Снова и снова мы стремимся, хотим ли мы этого или нет, выйти за пределы Германии. Снова и снова мы удивляем этим наших соседей. Снова и снова мы следовали указателям наших центробежных, расходящихся ландшафтов. О чем речь шла у нас все же во все время нашей истории? Раньше о христианском западе, позже о Средней Европе и сегодня о нордической расе. Или же — и большей частью — вообще, только о Пруссии, Баварии или Саксонии, в лучшем случае, как, в конце концов, о малой Германии. Но о Германии, об ее объединенных языком границах — никогда. Всегда мы пытались добиться либо чего-то меньшего, либо чего-то большего. В 1938 году на минутку показалось, как будто мы остановимся в середине, впервые в нашей истории. Но в 1939 году, в марте, это снова ушло в прошлое. Должны ли мы удивляться, что нас считают непостоянными, неопределенными и непредсказуемыми?
Мы не как французы, которые почти ни в чем не нуждаются снаружи их самих, в ландшафте которых практически в уменьшенном виде повторяется почти вся Европе и в их сущности фантазия кельтов усмиряется трезвостью римлян и целеустремленностью германцев. Они любое дополнение находят у себя. Нет француза, который бы считал, что Франция требует такого дополнения извне. Но мы не такие, как они. Нас самих по себе и только в Германии нам не достаточно. Нам не достает чужого, нам не хватает нашего отражения, нашей «анимы», как чисто мужской компании не хватает дам.

• • •

§ ЗАДАНИЯ К ВЫПОЛНЕНИЮ
1. Процитируйте фрагмент текста о Германии между словами «Мы не как французы, которые» и «не хватает дам.» включительно.
2. Допишите продолжение текста о Германии, начиная сразу после его последнего предложения.

• • •

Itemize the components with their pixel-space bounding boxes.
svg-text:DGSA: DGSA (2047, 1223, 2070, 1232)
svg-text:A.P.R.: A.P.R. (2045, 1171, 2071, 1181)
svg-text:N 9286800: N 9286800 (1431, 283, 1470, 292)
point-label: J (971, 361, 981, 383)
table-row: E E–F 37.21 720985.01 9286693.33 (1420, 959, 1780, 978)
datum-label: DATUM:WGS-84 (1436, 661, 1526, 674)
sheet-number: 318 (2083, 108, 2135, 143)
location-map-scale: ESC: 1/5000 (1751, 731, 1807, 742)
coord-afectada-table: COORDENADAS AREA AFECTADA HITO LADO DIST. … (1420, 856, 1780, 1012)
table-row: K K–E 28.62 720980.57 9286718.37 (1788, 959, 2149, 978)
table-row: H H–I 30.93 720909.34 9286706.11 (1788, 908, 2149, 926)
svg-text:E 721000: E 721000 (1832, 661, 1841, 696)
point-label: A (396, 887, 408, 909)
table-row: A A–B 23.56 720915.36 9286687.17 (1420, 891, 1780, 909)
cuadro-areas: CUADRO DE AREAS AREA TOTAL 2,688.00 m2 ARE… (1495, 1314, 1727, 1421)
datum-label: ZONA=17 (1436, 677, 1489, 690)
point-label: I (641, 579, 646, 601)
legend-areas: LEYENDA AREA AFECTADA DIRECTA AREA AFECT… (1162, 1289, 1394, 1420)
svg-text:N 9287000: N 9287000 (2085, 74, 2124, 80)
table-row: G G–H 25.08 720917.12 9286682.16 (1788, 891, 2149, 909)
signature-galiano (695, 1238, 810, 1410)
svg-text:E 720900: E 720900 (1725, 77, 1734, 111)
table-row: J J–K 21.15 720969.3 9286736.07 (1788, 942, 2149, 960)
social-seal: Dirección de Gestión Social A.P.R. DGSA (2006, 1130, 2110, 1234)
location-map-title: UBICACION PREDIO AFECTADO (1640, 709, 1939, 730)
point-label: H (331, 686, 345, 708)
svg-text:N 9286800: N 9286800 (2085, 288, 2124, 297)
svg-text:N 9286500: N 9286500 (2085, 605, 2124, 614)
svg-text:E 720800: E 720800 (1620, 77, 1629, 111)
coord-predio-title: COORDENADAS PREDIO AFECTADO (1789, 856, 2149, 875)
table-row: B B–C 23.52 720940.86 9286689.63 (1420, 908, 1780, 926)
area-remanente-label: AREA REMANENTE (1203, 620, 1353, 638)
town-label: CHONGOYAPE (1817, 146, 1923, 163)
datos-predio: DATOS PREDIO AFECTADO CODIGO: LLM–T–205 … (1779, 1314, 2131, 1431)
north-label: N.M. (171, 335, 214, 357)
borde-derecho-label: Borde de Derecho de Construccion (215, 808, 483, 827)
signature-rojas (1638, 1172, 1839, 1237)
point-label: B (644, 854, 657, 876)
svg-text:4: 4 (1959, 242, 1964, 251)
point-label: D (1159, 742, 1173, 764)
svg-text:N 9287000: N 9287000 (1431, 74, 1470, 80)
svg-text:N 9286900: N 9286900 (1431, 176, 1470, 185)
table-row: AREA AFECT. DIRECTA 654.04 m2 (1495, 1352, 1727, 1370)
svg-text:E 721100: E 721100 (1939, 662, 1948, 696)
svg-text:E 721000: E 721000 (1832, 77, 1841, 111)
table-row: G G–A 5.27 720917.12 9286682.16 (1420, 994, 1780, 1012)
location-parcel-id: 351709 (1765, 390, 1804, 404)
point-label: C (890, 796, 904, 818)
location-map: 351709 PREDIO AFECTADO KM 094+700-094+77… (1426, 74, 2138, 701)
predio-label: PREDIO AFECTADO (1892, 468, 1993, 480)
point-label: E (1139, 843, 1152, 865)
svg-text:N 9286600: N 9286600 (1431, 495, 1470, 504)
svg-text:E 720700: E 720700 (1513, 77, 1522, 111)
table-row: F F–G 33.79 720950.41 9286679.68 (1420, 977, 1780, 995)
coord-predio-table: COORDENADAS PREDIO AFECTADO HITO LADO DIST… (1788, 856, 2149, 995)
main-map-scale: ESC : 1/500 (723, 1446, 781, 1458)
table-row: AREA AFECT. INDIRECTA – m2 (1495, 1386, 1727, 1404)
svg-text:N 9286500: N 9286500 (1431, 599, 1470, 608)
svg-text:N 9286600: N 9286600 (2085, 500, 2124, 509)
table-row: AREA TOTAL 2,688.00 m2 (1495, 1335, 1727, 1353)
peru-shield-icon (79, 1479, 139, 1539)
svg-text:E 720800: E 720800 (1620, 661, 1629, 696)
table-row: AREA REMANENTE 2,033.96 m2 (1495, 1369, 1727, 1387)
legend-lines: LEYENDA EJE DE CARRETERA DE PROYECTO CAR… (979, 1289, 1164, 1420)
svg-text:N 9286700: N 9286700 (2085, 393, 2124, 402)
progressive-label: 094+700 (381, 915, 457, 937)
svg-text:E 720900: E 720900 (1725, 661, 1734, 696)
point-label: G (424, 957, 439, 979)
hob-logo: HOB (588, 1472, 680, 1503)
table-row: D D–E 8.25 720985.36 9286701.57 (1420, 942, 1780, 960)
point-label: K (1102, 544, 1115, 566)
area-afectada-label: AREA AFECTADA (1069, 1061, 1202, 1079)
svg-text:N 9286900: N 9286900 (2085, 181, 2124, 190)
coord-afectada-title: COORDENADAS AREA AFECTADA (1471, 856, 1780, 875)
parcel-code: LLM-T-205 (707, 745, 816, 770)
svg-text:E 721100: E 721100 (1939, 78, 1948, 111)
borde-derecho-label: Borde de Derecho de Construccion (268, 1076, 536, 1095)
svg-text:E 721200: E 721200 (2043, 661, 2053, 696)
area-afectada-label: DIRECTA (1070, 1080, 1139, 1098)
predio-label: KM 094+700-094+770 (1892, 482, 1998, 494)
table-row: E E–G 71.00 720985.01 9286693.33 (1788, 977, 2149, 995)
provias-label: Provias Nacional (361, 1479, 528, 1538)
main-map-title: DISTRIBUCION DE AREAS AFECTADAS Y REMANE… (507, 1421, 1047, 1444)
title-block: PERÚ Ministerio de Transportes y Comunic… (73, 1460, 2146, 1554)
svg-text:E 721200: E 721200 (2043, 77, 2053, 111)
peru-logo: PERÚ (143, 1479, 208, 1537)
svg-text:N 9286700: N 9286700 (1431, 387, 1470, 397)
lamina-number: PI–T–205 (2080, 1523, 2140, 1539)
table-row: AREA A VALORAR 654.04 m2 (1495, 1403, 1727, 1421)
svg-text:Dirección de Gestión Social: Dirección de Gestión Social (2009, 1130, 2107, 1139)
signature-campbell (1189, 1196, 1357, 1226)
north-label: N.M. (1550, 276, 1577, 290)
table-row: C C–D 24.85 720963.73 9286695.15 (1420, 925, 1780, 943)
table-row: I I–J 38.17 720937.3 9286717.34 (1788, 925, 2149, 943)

• • •

§ РЕЗУЛЬТАТЫ ВЫПОЛНЕНИЯ
1.
Мы не как французы, которые почти ни в чем не нуждаются снаружи их самих, в ландшафте которых практически в уменьшенном виде повторяется почти вся Европе и в их сущности фантазия кельтов усмиряется трезвостью римлян и целеустремленностью германцев. Они любое дополнение находят у себя. Нет француза, который бы считал, что Франция требует такого дополнения извне. Но мы не такие, как они. Нас самих по себе и только в Германии нам не достаточно. Нам не достает чужого, нам не хватает нашего отражения, нашей «анимы», как чисто мужской компании не хватает дам.

2.
Страстное стремление к югу столь же близко нам, как «натиск на восток», породнение с западом или радость от нашего северного происхождения. Крестовые походы и эпоха Возрождения, гуманизм и Просвещение, романтика и классицизм: все они двигались у нас в переменных направлениях, не только в империи мыслей, но и на земных путях. Потому более чем естественно, что это стремление от себя проявлялось именно в катастрофах нашей истории. Всегда подготовленное уже в нашем ландшафте, тогда его требовалось только освободить от сдерживающего начала.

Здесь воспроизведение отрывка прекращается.